TASK REQUIREMENTS:
[1] From the Boost endian page, echo the passage that begins at the words "Deciding which is" and stops after the words "the three approaches.".
[2] Answer these questions using the Boost endian page.
(a) Which approach does the page recommend for someone new to endianness?
(b) Which three pages does the page suggest reading before this one?
(c) What five characteristics set the three approaches apart?
[3] Write the next part of the Boost endian page, picking up after its last sentence.

DOCUMENT EXCERPT:
○ ○ ○ ○ ○
Boost C++ Libraries

...one of the most highly regarded and expertly designed C++ library projects in the world. Herb Sutter and Andrei Alexandrescu, C++ Coding Standards

This is the documentation for an old version of Boost. Click here to view this page for the latest version.
Endian Home     Conversion Functions     Arithmetic Types     Buffer Types     Choosing Approach

Contents
Introduction
Choosing between conversion functions,
  buffer types, and arithmetic types
   Characteristics
      Endianness invariants
      Conversion explicitness
      Arithmetic operations
      Sizes
      Alignments
   Design patterns
      Convert only as needed (i.e. lazy)
      Convert in anticipation of need
      Generally as needed, locally in anticipation
   Use case examples
      Porting endian unaware codebase
      Porting endian aware codebase
      Reliability and arithmetic-speed
      Reliability and ease-of-use

Introduction

Deciding which is the best endianness approach (conversion functions, buffer types, or arithmetic types) for a particular application involves complex engineering trade-offs. It is hard to assess those trade-offs without some understanding of the different interfaces, so you might want to read the conversion functions, buffer types, and arithmetic types pages before diving into this page.

Choosing between conversion functions, buffer types, and arithmetic types

The best approach to endianness for a particular application depends on the interaction between the application's needs and the characteristics of each of the three approaches.

Recommendation: If you are new to endianness, uncertain, or don't want to invest the time to study engineering trade-offs, use endian arithmetic types. They are safe, easy to use, and easy to maintain. Use the anticipating need design pattern locally around performance hot spots like lengthy loops, if needed.

Background

A dealing with endianness usually implies a program portability or a data portability requirement, and often both. That means real programs dealing with endianness are usually complex, so the examples shown here would really be written as multiple functions spread across multiple translation units. They would involve interfaces that can not be altered as they are supplied by third-parties or the standard library.

Characteristics

The characteristics that differentiate the three approaches to endianness are the endianness invariants, conversion explicitness, arithmetic operations, sizes available, and alignment requirements.
○ ○ ○ ○ ○
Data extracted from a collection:
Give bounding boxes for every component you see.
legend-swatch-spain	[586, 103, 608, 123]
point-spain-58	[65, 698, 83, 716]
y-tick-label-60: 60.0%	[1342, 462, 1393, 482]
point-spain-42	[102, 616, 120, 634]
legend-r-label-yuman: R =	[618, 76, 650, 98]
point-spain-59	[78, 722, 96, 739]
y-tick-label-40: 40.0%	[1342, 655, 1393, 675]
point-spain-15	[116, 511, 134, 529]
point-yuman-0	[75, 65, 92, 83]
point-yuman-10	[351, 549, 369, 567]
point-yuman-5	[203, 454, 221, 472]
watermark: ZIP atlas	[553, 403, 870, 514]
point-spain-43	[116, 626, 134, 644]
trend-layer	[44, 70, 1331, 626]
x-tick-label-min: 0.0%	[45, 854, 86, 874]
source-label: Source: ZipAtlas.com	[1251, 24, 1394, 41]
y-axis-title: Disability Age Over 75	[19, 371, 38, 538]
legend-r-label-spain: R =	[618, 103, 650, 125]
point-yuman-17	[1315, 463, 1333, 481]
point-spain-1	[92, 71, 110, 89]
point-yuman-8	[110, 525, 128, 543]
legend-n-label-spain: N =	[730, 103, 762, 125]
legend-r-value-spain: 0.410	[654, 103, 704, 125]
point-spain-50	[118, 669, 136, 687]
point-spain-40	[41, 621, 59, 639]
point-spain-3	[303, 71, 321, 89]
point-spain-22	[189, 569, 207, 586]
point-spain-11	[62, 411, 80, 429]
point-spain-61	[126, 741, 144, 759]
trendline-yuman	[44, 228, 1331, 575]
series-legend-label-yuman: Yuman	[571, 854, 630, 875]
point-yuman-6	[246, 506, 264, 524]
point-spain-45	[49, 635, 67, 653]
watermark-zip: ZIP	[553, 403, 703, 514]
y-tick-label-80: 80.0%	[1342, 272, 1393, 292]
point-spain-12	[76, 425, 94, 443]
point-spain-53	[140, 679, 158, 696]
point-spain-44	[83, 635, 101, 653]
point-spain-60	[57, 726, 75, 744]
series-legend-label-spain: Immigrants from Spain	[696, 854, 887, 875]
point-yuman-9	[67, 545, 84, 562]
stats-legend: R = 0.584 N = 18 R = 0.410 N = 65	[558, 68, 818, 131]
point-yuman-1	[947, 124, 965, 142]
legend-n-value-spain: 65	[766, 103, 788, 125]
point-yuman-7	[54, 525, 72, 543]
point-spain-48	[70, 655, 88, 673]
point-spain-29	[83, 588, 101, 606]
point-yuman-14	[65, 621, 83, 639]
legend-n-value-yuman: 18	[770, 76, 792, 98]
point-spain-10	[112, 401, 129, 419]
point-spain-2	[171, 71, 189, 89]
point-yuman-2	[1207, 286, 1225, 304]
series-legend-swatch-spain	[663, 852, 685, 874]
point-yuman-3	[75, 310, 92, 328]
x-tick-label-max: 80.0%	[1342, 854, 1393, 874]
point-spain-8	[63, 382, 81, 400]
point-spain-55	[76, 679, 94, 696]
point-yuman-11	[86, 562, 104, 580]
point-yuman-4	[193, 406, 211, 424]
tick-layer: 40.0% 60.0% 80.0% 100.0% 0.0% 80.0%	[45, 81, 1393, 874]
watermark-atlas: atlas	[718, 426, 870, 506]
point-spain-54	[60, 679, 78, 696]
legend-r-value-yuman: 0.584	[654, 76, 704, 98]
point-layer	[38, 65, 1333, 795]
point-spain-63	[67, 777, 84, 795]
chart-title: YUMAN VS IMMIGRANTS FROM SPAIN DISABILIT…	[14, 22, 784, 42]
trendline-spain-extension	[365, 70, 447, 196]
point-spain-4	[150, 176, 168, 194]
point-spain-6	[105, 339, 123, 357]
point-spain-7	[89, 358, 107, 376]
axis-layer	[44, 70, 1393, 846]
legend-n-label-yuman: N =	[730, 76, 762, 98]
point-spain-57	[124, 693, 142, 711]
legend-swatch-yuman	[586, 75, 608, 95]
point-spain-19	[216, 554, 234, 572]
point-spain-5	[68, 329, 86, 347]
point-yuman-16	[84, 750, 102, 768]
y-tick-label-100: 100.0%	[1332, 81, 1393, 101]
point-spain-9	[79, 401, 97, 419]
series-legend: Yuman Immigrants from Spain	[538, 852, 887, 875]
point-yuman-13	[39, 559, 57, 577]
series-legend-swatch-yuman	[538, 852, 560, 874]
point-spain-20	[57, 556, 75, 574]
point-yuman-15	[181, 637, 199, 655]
○ ○ ○ ○ ○
RESPONSES IN ORDER:
[1]
Deciding which is the best endianness approach (conversion functions, buffer types, or arithmetic types) for a particular application involves complex engineering trade-offs. It is hard to assess those trade-offs without some understanding of the different interfaces, so you might want to read the conversion functions, buffer types, and arithmetic types pages before diving into this page.

Choosing between conversion functions, buffer types, and arithmetic types

The best approach to endianness for a particular application depends on the interaction between the application's needs and the characteristics of each of the three approaches.

[2]
(a) Endian arithmetic types.
(b) The conversion functions, buffer types, and arithmetic types pages.
(c) Endianness invariants, conversion explicitness, arithmetic operations, sizes available, and alignment requirements.

[3]
Endianness invariants

Endian conversion functions use objects of the ordinary C++ arithmetic types like int or unsigned short to hold values. That breaks the implicit invariant that the C++ language rules apply. The usual language rules only apply if the endianness of the object is currently set to the native endianness for the platform. That can make it very hard to reason about logic flow, and result in difficult to find bugs.

For example:

struct data_t  // big endian
{
  int32_t   v1;  // description ...
  int32_t   v2;  // description ...
  ... additional character data members (i.e. non-endian)
  int32_t   v3;  // description ...
};

data_t data;

read(data);
big_to_native_inplace(data.v1);
big_to_native_inplace(data.v2);

... 

++v1;
third_party::func(data.v2);

... 

native_to_big_inplace(data.v1);
native_to_big_inplace(data.v2);
write(data);

The programmer didn't bother to convert data.v3 to native endianness because that member isn't used. A later maintainer needs to pass data.v3 to the third-party function, so adds third_party::func(data.v3); somewhere deep in the code. This causes a silent failure because the usual invariant that an object of type int32_t holds a value as described by the C++ core language does not apply.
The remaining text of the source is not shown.